YOUR INSTRUCTIONS: Please reproduce every record, keeping each one exactly as written.

[Stored items]
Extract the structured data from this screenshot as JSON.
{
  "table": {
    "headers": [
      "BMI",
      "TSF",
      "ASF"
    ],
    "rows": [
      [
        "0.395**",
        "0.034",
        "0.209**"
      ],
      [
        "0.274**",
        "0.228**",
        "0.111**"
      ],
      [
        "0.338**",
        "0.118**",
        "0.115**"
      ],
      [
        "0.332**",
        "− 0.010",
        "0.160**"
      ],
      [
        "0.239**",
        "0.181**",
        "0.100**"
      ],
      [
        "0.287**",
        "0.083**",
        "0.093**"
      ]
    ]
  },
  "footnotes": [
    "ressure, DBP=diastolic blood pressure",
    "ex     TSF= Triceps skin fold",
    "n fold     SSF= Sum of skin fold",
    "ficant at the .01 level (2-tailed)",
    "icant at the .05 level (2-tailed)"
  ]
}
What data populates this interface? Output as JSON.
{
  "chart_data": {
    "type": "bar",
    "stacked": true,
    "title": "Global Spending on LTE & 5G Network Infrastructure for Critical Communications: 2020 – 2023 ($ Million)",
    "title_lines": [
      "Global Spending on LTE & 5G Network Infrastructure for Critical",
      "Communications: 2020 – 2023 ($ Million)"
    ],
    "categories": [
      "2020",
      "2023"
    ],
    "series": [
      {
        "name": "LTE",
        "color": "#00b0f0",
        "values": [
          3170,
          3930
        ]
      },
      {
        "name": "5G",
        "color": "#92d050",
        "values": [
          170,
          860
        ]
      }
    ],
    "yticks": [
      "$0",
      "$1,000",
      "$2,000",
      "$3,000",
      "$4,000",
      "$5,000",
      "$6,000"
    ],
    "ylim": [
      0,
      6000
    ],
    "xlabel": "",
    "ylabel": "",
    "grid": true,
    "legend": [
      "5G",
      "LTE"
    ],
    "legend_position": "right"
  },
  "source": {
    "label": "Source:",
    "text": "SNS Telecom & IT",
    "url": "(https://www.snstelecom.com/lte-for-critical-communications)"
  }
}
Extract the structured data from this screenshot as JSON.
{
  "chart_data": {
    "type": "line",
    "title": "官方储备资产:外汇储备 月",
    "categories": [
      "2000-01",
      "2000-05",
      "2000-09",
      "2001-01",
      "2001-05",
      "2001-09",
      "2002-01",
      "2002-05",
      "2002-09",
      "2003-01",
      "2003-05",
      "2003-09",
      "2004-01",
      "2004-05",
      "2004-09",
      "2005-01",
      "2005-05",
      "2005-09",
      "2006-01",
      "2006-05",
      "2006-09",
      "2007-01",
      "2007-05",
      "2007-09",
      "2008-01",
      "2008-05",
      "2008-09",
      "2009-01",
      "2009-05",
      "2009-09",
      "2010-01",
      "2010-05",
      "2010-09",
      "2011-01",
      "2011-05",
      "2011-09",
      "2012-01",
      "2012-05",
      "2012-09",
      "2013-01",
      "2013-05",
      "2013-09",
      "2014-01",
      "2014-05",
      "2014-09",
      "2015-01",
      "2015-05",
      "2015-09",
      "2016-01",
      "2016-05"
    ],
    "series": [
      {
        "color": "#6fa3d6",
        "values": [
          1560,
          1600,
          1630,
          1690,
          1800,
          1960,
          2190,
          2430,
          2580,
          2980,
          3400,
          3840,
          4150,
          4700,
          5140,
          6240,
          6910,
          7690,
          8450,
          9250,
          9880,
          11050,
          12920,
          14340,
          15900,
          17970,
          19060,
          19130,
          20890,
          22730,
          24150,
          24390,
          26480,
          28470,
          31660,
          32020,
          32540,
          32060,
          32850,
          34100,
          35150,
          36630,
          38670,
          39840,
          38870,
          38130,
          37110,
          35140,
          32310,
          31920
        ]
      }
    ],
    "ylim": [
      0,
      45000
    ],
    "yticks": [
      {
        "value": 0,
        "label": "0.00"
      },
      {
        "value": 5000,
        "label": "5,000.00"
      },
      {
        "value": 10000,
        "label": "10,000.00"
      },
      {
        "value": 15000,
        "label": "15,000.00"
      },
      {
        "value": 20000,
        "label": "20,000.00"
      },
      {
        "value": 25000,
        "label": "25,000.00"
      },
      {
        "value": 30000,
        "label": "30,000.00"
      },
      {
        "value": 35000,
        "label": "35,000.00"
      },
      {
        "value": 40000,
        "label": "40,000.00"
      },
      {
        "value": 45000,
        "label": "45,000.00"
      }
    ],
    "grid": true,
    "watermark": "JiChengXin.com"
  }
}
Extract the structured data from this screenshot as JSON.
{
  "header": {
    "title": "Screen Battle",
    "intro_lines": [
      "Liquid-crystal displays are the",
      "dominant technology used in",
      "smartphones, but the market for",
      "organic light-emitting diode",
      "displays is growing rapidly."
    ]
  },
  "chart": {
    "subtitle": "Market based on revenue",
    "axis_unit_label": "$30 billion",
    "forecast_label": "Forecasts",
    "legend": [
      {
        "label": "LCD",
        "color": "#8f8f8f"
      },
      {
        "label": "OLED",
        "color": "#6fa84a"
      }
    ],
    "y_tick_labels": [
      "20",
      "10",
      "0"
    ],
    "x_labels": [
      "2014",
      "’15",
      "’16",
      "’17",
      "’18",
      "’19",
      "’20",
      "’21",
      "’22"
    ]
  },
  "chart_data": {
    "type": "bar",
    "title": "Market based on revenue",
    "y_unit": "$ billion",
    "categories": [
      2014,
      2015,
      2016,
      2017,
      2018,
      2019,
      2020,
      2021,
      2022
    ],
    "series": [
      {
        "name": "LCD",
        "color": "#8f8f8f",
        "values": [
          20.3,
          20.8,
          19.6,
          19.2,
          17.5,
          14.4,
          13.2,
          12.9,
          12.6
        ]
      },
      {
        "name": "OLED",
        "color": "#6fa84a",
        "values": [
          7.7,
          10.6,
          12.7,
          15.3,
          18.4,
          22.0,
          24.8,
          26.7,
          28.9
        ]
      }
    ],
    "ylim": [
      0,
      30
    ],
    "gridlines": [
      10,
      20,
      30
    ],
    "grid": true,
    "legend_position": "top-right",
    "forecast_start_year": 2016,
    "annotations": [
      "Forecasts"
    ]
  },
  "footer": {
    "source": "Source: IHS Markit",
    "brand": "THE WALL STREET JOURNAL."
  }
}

CORRECT ANSWER:
Extract the structured data from this screenshot as JSON.
{
  "table": {
    "headers": [
      "BMI",
      "TSF",
      "ASF"
    ],
    "rows": [
      [
        "0.395**",
        "0.034",
        "0.209**"
      ],
      [
        "0.274**",
        "0.228**",
        "0.111**"
      ],
      [
        "0.338**",
        "0.118**",
        "0.115**"
      ],
      [
        "0.332**",
        "− 0.010",
        "0.160**"
      ],
      [
        "0.239**",
        "0.181**",
        "0.100**"
      ],
      [
        "0.287**",
        "0.083**",
        "0.093**"
      ]
    ]
  },
  "footnotes": [
    "ressure, DBP=diastolic blood pressure",
    "ex     TSF= Triceps skin fold",
    "n fold     SSF= Sum of skin fold",
    "ficant at the .01 level (2-tailed)",
    "icant at the .05 level (2-tailed)"
  ]
}
What data populates this interface? Output as JSON.
{
  "chart_data": {
    "type": "bar",
    "stacked": true,
    "title": "Global Spending on LTE & 5G Network Infrastructure for Critical Communications: 2020 – 2023 ($ Million)",
    "title_lines": [
      "Global Spending on LTE & 5G Network Infrastructure for Critical",
      "Communications: 2020 – 2023 ($ Million)"
    ],
    "categories": [
      "2020",
      "2023"
    ],
    "series": [
      {
        "name": "LTE",
        "color": "#00b0f0",
        "values": [
          3170,
          3930
        ]
      },
      {
        "name": "5G",
        "color": "#92d050",
        "values": [
          170,
          860
        ]
      }
    ],
    "yticks": [
      "$0",
      "$1,000",
      "$2,000",
      "$3,000",
      "$4,000",
      "$5,000",
      "$6,000"
    ],
    "ylim": [
      0,
      6000
    ],
    "xlabel": "",
    "ylabel": "",
    "grid": true,
    "legend": [
      "5G",
      "LTE"
    ],
    "legend_position": "right"
  },
  "source": {
    "label": "Source:",
    "text": "SNS Telecom & IT",
    "url": "(https://www.snstelecom.com/lte-for-critical-communications)"
  }
}
Extract the structured data from this screenshot as JSON.
{
  "chart_data": {
    "type": "line",
    "title": "官方储备资产:外汇储备 月",
    "categories": [
      "2000-01",
      "2000-05",
      "2000-09",
      "2001-01",
      "2001-05",
      "2001-09",
      "2002-01",
      "2002-05",
      "2002-09",
      "2003-01",
      "2003-05",
      "2003-09",
      "2004-01",
      "2004-05",
      "2004-09",
      "2005-01",
      "2005-05",
      "2005-09",
      "2006-01",
      "2006-05",
      "2006-09",
      "2007-01",
      "2007-05",
      "2007-09",
      "2008-01",
      "2008-05",
      "2008-09",
      "2009-01",
      "2009-05",
      "2009-09",
      "2010-01",
      "2010-05",
      "2010-09",
      "2011-01",
      "2011-05",
      "2011-09",
      "2012-01",
      "2012-05",
      "2012-09",
      "2013-01",
      "2013-05",
      "2013-09",
      "2014-01",
      "2014-05",
      "2014-09",
      "2015-01",
      "2015-05",
      "2015-09",
      "2016-01",
      "2016-05"
    ],
    "series": [
      {
        "color": "#6fa3d6",
        "values": [
          1560,
          1600,
          1630,
          1690,
          1800,
          1960,
          2190,
          2430,
          2580,
          2980,
          3400,
          3840,
          4150,
          4700,
          5140,
          6240,
          6910,
          7690,
          8450,
          9250,
          9880,
          11050,
          12920,
          14340,
          15900,
          17970,
          19060,
          19130,
          20890,
          22730,
          24150,
          24390,
          26480,
          28470,
          31660,
          32020,
          32540,
          32060,
          32850,
          34100,
          35150,
          36630,
          38670,
          39840,
          38870,
          38130,
          37110,
          35140,
          32310,
          31920
        ]
      }
    ],
    "ylim": [
      0,
      45000
    ],
    "yticks": [
      {
        "value": 0,
        "label": "0.00"
      },
      {
        "value": 5000,
        "label": "5,000.00"
      },
      {
        "value": 10000,
        "label": "10,000.00"
      },
      {
        "value": 15000,
        "label": "15,000.00"
      },
      {
        "value": 20000,
        "label": "20,000.00"
      },
      {
        "value": 25000,
        "label": "25,000.00"
      },
      {
        "value": 30000,
        "label": "30,000.00"
      },
      {
        "value": 35000,
        "label": "35,000.00"
      },
      {
        "value": 40000,
        "label": "40,000.00"
      },
      {
        "value": 45000,
        "label": "45,000.00"
      }
    ],
    "grid": true,
    "watermark": "JiChengXin.com"
  }
}
Extract the structured data from this screenshot as JSON.
{
  "header": {
    "title": "Screen Battle",
    "intro_lines": [
      "Liquid-crystal displays are the",
      "dominant technology used in",
      "smartphones, but the market for",
      "organic light-emitting diode",
      "displays is growing rapidly."
    ]
  },
  "chart": {
    "subtitle": "Market based on revenue",
    "axis_unit_label": "$30 billion",
    "forecast_label": "Forecasts",
    "legend": [
      {
        "label": "LCD",
        "color": "#8f8f8f"
      },
      {
        "label": "OLED",
        "color": "#6fa84a"
      }
    ],
    "y_tick_labels": [
      "20",
      "10",
      "0"
    ],
    "x_labels": [
      "2014",
      "’15",
      "’16",
      "’17",
      "’18",
      "’19",
      "’20",
      "’21",
      "’22"
    ]
  },
  "chart_data": {
    "type": "bar",
    "title": "Market based on revenue",
    "y_unit": "$ billion",
    "categories": [
      2014,
      2015,
      2016,
      2017,
      2018,
      2019,
      2020,
      2021,
      2022
    ],
    "series": [
      {
        "name": "LCD",
        "color": "#8f8f8f",
        "values": [
          20.3,
          20.8,
          19.6,
          19.2,
          17.5,
          14.4,
          13.2,
          12.9,
          12.6
        ]
      },
      {
        "name": "OLED",
        "color": "#6fa84a",
        "values": [
          7.7,
          10.6,
          12.7,
          15.3,
          18.4,
          22.0,
          24.8,
          26.7,
          28.9
        ]
      }
    ],
    "ylim": [
      0,
      30
    ],
    "gridlines": [
      10,
      20,
      30
    ],
    "grid": true,
    "legend_position": "top-right",
    "forecast_start_year": 2016,
    "annotations": [
      "Forecasts"
    ]
  },
  "footer": {
    "source": "Source: IHS Markit",
    "brand": "THE WALL STREET JOURNAL."
  }
}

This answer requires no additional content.